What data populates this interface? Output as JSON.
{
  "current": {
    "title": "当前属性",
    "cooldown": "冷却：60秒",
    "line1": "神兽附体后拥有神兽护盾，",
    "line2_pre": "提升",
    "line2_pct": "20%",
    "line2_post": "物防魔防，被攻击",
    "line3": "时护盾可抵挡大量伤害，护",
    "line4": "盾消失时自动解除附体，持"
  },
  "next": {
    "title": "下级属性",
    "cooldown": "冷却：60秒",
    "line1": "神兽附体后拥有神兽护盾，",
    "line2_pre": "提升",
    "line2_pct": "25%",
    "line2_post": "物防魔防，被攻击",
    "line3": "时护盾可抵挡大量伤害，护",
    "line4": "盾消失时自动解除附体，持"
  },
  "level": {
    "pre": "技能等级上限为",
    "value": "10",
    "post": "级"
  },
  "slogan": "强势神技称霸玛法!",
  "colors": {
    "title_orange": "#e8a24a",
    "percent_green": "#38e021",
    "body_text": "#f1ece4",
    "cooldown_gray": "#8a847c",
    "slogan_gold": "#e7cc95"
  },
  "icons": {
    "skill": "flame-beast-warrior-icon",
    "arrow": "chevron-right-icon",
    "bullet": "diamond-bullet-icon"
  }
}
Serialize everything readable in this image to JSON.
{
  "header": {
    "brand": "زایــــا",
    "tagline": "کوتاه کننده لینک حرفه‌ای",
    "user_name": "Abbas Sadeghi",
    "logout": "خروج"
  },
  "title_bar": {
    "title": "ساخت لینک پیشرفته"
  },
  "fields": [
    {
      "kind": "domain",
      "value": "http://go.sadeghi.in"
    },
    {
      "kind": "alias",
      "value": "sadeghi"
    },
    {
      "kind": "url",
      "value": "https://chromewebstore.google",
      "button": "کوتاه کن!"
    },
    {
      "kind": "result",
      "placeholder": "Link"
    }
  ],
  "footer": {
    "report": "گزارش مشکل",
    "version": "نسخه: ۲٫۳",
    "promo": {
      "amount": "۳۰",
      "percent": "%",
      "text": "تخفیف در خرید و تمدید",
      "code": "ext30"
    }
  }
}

# Exercise prompt:
All lines from the one that contains "Serialize everything readable" through the end of the material are to be quoted exactly, with both ends included.

# Solution to this problem:
Serialize everything readable in this image to JSON.
{
  "header": {
    "brand": "زایــــا",
    "tagline": "کوتاه کننده لینک حرفه‌ای",
    "user_name": "Abbas Sadeghi",
    "logout": "خروج"
  },
  "title_bar": {
    "title": "ساخت لینک پیشرفته"
  },
  "fields": [
    {
      "kind": "domain",
      "value": "http://go.sadeghi.in"
    },
    {
      "kind": "alias",
      "value": "sadeghi"
    },
    {
      "kind": "url",
      "value": "https://chromewebstore.google",
      "button": "کوتاه کن!"
    },
    {
      "kind": "result",
      "placeholder": "Link"
    }
  ],
  "footer": {
    "report": "گزارش مشکل",
    "version": "نسخه: ۲٫۳",
    "promo": {
      "amount": "۳۰",
      "percent": "%",
      "text": "تخفیف در خرید و تمدید",
      "code": "ext30"
    }
  }
}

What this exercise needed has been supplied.